* ФРАГМЕНТ ТЕКСТА
Особенно ясно это сформулировал Янкелевич. Храбрость – не знание, а решимость; не общепринятое мнение, а поступок. Вот почему одного разума недостаточно: "Разум говорит нам, что надо делать и надо ли что-то делать, но он не говорит нам, почему надо это делать, и еще не факт, что он сам всегда следует своим советам". Если и существует храбрость разума, то только в том смысле, что разуму неведом страх. Я имею в виду, что пугается в нас вовсе не разум. Это тонко подметил Кавальес, который подчеркивает также, что одного разума мало, чтобы действовать или желать: не бывает геометрически выверенной храбрости, как не бывает храброй науки. Попробуйте доказать, даже под пыткой, что человек не должен разговаривать! Да, какое-то доказательство вы получите, но кто поверит, что оно будет достаточным? Разум у всех одинаков, и у Кавальеса, и у остальных людей. Но воля – нет. Но храбрость – нет. Храбрость есть не что иное, как самая решительная воля. И она больше всего необходима перед лицом опасности или страдания.
Разум универсален, храбрость уникальна. Разум анонимен, храбрость несет отпечаток личности. Вот почему и для того, чтобы мыслить, иногда нужна храбрость – точно так же, как для того, чтобы переносить страдания или бороться. Никто не станет мыслить вместо нас, никто не станет бороться вместо нас. Одного разума мало, одной истины мало – надо еще преодолеть в себе то, что бросает в дрожь и толкает нас отдать предпочтение успокоительной иллюзии или удобному обману. Здесь проявляется то, что принято называть интеллектуальной храбростью, которая есть не что иное, как отказ даже мысленно уступать страху. Отказ подчиняться чему бы то ни было, кроме истины, которая ничего не боится, хотя сама может оказаться пугающей.

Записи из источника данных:
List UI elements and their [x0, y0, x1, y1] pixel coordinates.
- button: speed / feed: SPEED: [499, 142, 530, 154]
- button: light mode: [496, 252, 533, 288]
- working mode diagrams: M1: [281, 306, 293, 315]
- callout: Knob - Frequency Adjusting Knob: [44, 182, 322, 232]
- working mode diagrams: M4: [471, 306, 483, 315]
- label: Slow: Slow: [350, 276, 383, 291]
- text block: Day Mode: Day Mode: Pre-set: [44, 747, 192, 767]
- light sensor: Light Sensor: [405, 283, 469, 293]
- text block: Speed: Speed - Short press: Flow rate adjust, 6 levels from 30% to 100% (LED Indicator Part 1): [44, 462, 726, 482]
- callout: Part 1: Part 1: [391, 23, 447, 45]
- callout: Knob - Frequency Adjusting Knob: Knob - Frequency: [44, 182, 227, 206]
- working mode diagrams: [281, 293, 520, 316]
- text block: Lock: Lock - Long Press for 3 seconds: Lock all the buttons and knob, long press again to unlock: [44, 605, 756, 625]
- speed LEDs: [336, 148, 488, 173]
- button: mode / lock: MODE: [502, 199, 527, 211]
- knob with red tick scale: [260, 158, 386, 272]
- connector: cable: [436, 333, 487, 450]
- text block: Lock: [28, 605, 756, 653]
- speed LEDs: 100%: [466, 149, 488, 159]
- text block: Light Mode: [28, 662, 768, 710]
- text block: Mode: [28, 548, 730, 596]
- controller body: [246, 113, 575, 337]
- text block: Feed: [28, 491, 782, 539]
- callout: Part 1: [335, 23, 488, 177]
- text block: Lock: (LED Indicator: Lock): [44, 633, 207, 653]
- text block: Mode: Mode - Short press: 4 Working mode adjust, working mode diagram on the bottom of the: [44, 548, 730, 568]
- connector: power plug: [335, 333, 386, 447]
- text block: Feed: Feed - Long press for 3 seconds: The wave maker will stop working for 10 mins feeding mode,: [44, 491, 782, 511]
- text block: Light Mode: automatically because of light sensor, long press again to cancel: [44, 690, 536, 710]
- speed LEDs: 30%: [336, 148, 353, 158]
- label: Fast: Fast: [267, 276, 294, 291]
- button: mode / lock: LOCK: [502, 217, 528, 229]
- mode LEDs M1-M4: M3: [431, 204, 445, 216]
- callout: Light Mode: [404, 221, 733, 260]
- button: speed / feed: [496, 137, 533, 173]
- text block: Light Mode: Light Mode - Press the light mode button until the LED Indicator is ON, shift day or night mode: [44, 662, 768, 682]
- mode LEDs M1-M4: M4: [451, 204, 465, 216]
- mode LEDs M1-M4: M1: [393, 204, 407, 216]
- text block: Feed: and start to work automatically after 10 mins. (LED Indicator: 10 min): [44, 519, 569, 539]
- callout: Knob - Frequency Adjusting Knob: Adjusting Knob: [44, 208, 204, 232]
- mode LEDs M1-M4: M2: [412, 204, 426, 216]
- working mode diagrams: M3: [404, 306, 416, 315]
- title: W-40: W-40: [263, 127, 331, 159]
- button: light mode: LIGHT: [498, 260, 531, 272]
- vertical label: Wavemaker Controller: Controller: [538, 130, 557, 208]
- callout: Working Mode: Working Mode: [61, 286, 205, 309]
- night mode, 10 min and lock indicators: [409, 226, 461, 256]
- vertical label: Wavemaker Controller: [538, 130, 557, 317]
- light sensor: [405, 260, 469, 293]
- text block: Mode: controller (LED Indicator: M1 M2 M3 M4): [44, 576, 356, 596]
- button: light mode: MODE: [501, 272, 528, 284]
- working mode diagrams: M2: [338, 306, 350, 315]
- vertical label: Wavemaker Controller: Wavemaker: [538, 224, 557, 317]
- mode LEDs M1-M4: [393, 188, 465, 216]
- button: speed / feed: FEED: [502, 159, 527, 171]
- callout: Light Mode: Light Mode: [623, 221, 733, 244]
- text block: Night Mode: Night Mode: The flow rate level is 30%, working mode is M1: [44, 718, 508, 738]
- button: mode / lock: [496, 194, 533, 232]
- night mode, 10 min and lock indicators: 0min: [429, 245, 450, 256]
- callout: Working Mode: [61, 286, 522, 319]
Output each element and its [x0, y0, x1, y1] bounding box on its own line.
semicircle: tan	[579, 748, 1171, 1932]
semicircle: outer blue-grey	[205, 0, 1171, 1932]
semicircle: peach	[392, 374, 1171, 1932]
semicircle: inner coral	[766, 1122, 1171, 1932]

* ЧТО СДЕЛАТЬ
a. Воспроизведите отрывок из текста о храбрости на участке от «Разум универсален, храбрость» до «может оказаться пугающей.» включительно.
b. Как в тексте о храбрости определяется интеллектуальная храбрость?

* ПИСЬМЕННЫЕ ОТВЕТЫ
a.
Разум универсален, храбрость уникальна. Разум анонимен, храбрость несет отпечаток личности. Вот почему и для того, чтобы мыслить, иногда нужна храбрость – точно так же, как для того, чтобы переносить страдания или бороться. Никто не станет мыслить вместо нас, никто не станет бороться вместо нас. Одного разума мало, одной истины мало – надо еще преодолеть в себе то, что бросает в дрожь и толкает нас отдать предпочтение успокоительной иллюзии или удобному обману. Здесь проявляется то, что принято называть интеллектуальной храбростью, которая есть не что иное, как отказ даже мысленно уступать страху. Отказ подчиняться чему бы то ни было, кроме истины, которая ничего не боится, хотя сама может оказаться пугающей.

b. Интеллектуальная храбрость есть отказ даже мысленно уступать страху.